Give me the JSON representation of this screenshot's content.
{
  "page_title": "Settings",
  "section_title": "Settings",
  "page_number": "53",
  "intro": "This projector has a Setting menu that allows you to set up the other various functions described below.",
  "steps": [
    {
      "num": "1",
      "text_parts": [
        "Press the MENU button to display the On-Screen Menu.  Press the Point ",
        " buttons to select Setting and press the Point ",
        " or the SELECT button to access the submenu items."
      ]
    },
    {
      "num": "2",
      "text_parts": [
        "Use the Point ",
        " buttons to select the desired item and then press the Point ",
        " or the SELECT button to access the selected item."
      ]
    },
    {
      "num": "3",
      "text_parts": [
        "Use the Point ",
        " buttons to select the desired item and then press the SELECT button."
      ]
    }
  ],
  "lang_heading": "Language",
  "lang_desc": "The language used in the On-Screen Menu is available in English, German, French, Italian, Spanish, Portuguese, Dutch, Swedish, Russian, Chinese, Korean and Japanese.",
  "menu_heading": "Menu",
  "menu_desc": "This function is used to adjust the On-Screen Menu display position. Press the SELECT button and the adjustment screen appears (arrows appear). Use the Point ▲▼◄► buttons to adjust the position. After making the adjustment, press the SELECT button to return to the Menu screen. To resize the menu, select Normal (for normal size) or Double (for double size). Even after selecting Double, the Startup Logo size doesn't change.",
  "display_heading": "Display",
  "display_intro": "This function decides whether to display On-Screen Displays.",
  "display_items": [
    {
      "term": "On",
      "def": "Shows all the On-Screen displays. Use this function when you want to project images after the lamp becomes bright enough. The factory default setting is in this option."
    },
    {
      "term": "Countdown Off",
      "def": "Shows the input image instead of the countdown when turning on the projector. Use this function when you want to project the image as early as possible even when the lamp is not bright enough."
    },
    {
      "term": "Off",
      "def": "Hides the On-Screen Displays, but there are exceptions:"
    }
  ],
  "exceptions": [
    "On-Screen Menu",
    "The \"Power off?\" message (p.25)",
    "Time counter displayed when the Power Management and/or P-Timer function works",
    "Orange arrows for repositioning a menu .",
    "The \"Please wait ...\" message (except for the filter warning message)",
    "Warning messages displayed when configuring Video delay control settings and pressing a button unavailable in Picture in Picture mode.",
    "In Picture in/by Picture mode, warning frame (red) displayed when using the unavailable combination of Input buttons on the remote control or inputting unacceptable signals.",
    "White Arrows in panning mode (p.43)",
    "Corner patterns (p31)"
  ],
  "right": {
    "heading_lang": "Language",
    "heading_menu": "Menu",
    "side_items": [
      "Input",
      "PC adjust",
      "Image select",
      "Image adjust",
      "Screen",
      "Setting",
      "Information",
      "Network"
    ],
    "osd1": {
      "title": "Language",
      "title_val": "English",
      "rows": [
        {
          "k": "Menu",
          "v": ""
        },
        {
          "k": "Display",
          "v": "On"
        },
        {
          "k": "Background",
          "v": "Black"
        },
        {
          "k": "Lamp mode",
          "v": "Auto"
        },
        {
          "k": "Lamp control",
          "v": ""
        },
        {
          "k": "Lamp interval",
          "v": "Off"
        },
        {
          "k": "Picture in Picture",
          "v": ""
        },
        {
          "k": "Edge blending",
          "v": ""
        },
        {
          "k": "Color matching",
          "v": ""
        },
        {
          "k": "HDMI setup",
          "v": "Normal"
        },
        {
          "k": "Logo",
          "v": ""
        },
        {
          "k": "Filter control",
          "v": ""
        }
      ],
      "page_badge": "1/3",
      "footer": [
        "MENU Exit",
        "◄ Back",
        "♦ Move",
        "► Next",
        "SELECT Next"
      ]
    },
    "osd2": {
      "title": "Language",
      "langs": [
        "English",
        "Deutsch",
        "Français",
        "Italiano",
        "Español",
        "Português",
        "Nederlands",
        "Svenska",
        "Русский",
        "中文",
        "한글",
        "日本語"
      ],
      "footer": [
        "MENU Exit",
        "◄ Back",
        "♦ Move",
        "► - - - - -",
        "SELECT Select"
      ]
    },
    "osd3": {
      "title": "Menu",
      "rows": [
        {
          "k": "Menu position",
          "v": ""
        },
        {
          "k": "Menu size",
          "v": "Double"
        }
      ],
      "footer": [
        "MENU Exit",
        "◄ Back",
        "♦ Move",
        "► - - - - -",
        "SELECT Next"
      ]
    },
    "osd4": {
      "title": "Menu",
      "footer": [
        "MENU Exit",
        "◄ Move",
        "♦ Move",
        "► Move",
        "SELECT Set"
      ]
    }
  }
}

**REQUIRED TASK**
Copy out each line exactly.

**WRITTEN SOLUTION**
Give me the JSON representation of this screenshot's content.
{
  "page_title": "Settings",
  "section_title": "Settings",
  "page_number": "53",
  "intro": "This projector has a Setting menu that allows you to set up the other various functions described below.",
  "steps": [
    {
      "num": "1",
      "text_parts": [
        "Press the MENU button to display the On-Screen Menu.  Press the Point ",
        " buttons to select Setting and press the Point ",
        " or the SELECT button to access the submenu items."
      ]
    },
    {
      "num": "2",
      "text_parts": [
        "Use the Point ",
        " buttons to select the desired item and then press the Point ",
        " or the SELECT button to access the selected item."
      ]
    },
    {
      "num": "3",
      "text_parts": [
        "Use the Point ",
        " buttons to select the desired item and then press the SELECT button."
      ]
    }
  ],
  "lang_heading": "Language",
  "lang_desc": "The language used in the On-Screen Menu is available in English, German, French, Italian, Spanish, Portuguese, Dutch, Swedish, Russian, Chinese, Korean and Japanese.",
  "menu_heading": "Menu",
  "menu_desc": "This function is used to adjust the On-Screen Menu display position. Press the SELECT button and the adjustment screen appears (arrows appear). Use the Point ▲▼◄► buttons to adjust the position. After making the adjustment, press the SELECT button to return to the Menu screen. To resize the menu, select Normal (for normal size) or Double (for double size). Even after selecting Double, the Startup Logo size doesn't change.",
  "display_heading": "Display",
  "display_intro": "This function decides whether to display On-Screen Displays.",
  "display_items": [
    {
      "term": "On",
      "def": "Shows all the On-Screen displays. Use this function when you want to project images after the lamp becomes bright enough. The factory default setting is in this option."
    },
    {
      "term": "Countdown Off",
      "def": "Shows the input image instead of the countdown when turning on the projector. Use this function when you want to project the image as early as possible even when the lamp is not bright enough."
    },
    {
      "term": "Off",
      "def": "Hides the On-Screen Displays, but there are exceptions:"
    }
  ],
  "exceptions": [
    "On-Screen Menu",
    "The \"Power off?\" message (p.25)",
    "Time counter displayed when the Power Management and/or P-Timer function works",
    "Orange arrows for repositioning a menu .",
    "The \"Please wait ...\" message (except for the filter warning message)",
    "Warning messages displayed when configuring Video delay control settings and pressing a button unavailable in Picture in Picture mode.",
    "In Picture in/by Picture mode, warning frame (red) displayed when using the unavailable combination of Input buttons on the remote control or inputting unacceptable signals.",
    "White Arrows in panning mode (p.43)",
    "Corner patterns (p31)"
  ],
  "right": {
    "heading_lang": "Language",
    "heading_menu": "Menu",
    "side_items": [
      "Input",
      "PC adjust",
      "Image select",
      "Image adjust",
      "Screen",
      "Setting",
      "Information",
      "Network"
    ],
    "osd1": {
      "title": "Language",
      "title_val": "English",
      "rows": [
        {
          "k": "Menu",
          "v": ""
        },
        {
          "k": "Display",
          "v": "On"
        },
        {
          "k": "Background",
          "v": "Black"
        },
        {
          "k": "Lamp mode",
          "v": "Auto"
        },
        {
          "k": "Lamp control",
          "v": ""
        },
        {
          "k": "Lamp interval",
          "v": "Off"
        },
        {
          "k": "Picture in Picture",
          "v": ""
        },
        {
          "k": "Edge blending",
          "v": ""
        },
        {
          "k": "Color matching",
          "v": ""
        },
        {
          "k": "HDMI setup",
          "v": "Normal"
        },
        {
          "k": "Logo",
          "v": ""
        },
        {
          "k": "Filter control",
          "v": ""
        }
      ],
      "page_badge": "1/3",
      "footer": [
        "MENU Exit",
        "◄ Back",
        "♦ Move",
        "► Next",
        "SELECT Next"
      ]
    },
    "osd2": {
      "title": "Language",
      "langs": [
        "English",
        "Deutsch",
        "Français",
        "Italiano",
        "Español",
        "Português",
        "Nederlands",
        "Svenska",
        "Русский",
        "中文",
        "한글",
        "日本語"
      ],
      "footer": [
        "MENU Exit",
        "◄ Back",
        "♦ Move",
        "► - - - - -",
        "SELECT Select"
      ]
    },
    "osd3": {
      "title": "Menu",
      "rows": [
        {
          "k": "Menu position",
          "v": ""
        },
        {
          "k": "Menu size",
          "v": "Double"
        }
      ],
      "footer": [
        "MENU Exit",
        "◄ Back",
        "♦ Move",
        "► - - - - -",
        "SELECT Next"
      ]
    },
    "osd4": {
      "title": "Menu",
      "footer": [
        "MENU Exit",
        "◄ Move",
        "♦ Move",
        "► Move",
        "SELECT Set"
      ]
    }
  }
}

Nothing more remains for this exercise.